◆ The request ◆
Identify every line in the records below that contains the word "whether", and copy each of those lines.
========================================================================
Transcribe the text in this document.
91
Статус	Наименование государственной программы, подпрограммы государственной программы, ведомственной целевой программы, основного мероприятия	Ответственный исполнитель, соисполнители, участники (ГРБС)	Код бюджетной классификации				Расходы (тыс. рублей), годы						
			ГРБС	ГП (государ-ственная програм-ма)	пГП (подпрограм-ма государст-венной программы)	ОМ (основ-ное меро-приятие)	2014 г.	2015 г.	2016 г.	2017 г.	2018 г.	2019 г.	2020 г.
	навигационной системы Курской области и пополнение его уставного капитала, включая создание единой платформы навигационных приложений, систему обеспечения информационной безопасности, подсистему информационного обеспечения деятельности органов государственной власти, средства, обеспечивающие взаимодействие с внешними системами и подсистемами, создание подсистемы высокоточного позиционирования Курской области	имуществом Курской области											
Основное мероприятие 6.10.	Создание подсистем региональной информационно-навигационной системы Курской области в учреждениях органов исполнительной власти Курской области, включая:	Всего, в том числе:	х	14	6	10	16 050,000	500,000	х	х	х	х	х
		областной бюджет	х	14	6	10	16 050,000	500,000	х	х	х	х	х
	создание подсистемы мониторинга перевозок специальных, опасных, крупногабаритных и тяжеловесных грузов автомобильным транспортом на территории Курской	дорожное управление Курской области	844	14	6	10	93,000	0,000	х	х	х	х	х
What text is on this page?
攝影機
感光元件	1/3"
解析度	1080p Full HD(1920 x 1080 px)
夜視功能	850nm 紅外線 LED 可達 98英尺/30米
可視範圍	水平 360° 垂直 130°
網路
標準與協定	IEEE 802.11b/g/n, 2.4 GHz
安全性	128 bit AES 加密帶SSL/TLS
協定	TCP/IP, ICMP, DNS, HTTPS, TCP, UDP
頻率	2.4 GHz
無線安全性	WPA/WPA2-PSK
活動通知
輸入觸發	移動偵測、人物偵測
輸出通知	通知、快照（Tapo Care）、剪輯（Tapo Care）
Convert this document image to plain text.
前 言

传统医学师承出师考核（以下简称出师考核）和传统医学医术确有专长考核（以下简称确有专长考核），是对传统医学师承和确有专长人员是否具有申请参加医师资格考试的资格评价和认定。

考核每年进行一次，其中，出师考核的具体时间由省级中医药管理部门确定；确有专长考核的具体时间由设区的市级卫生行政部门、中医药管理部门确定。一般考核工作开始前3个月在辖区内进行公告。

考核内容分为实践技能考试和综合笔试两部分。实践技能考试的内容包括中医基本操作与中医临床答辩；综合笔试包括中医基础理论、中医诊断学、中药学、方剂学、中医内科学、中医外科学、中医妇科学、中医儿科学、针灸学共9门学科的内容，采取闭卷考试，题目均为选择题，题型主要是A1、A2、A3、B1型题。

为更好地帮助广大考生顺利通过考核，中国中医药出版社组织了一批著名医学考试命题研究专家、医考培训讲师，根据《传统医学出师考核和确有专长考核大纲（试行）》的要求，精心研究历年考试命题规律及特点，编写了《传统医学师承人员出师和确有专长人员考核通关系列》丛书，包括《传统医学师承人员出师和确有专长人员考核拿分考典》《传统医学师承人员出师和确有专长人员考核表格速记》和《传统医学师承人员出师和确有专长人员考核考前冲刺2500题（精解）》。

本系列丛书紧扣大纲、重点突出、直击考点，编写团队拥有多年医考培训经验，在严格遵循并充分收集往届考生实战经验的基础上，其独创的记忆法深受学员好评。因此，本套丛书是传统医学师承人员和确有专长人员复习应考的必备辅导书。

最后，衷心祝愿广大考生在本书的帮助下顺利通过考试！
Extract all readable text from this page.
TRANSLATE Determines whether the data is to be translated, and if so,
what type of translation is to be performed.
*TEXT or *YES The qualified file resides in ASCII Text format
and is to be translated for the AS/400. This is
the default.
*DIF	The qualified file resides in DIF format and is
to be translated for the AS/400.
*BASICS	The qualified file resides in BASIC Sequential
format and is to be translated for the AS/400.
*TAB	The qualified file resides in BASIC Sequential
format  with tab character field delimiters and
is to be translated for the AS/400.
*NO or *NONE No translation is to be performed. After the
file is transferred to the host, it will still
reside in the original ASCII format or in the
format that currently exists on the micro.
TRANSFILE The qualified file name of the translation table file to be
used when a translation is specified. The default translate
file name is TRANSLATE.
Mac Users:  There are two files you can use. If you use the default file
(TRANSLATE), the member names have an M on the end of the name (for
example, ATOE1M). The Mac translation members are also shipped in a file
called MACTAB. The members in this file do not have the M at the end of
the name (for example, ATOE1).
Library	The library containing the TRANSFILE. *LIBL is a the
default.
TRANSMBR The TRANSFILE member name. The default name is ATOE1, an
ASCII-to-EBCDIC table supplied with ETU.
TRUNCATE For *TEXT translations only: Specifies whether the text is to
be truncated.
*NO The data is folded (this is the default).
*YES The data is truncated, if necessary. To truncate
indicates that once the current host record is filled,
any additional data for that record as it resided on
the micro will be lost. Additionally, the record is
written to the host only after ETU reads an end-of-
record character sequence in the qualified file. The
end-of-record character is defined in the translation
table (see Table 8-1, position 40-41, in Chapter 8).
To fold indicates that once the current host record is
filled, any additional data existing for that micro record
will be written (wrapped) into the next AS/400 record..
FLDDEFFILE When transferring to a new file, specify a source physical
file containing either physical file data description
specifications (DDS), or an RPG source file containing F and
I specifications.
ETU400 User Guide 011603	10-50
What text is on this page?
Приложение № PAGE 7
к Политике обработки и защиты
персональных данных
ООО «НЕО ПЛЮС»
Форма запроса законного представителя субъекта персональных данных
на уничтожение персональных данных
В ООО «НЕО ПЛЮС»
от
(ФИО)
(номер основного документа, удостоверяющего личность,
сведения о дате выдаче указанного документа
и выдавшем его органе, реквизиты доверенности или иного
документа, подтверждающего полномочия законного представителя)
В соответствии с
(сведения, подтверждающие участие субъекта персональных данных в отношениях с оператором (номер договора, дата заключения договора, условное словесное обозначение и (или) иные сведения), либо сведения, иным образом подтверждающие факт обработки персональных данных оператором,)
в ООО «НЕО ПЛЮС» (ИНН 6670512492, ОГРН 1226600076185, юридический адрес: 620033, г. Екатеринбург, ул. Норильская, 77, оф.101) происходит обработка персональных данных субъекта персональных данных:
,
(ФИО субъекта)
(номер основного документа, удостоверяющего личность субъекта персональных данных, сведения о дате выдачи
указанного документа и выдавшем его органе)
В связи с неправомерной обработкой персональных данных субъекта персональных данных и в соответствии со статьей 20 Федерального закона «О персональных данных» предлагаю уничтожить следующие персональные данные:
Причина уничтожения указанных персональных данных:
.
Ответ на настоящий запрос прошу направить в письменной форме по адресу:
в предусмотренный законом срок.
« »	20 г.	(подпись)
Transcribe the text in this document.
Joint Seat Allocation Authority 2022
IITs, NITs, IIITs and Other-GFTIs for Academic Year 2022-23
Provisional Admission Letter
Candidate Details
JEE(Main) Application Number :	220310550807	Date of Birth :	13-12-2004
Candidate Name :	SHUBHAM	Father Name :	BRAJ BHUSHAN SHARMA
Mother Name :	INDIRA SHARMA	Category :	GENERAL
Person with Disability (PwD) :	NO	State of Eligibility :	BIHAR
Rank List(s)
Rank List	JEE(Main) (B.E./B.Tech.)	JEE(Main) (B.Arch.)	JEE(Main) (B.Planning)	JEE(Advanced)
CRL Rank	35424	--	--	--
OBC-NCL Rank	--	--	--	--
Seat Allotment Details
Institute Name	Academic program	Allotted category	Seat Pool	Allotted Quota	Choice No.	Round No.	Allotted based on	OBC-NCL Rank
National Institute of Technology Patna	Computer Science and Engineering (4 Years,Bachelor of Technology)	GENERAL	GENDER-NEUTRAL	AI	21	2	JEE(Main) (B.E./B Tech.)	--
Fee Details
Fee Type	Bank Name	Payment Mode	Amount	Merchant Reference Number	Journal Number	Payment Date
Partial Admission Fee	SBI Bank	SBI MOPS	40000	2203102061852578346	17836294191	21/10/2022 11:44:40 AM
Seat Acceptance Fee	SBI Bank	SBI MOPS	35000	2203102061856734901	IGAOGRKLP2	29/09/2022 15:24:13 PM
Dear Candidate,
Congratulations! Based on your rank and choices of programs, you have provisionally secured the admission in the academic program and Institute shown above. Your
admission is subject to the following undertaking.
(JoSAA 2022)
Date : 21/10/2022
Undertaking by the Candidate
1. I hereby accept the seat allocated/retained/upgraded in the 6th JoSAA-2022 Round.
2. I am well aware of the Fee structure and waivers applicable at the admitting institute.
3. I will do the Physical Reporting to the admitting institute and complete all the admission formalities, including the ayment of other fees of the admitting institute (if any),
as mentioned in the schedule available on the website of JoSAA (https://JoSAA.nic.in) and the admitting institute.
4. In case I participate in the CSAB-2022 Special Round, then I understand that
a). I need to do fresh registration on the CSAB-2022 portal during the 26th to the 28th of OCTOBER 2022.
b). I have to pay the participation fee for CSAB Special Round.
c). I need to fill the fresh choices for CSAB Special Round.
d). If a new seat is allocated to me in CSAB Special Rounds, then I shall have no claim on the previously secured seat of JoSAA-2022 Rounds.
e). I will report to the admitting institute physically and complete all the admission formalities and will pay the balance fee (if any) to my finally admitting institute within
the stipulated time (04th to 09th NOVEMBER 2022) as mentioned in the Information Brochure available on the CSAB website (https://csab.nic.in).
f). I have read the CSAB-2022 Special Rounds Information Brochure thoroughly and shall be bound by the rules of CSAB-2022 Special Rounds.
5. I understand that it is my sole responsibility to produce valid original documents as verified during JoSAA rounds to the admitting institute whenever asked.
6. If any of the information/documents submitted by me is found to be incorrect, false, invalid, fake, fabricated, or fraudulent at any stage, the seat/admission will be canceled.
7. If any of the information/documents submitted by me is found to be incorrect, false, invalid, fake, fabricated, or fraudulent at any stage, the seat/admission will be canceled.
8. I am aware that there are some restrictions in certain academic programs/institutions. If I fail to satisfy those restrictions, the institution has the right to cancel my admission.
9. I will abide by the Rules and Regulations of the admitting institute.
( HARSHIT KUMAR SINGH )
========================================================================
◆ Answer below ◆
TRANSLATE Determines whether the data is to be translated, and if so,
TRUNCATE For *TEXT translations only: Specifies whether the text is to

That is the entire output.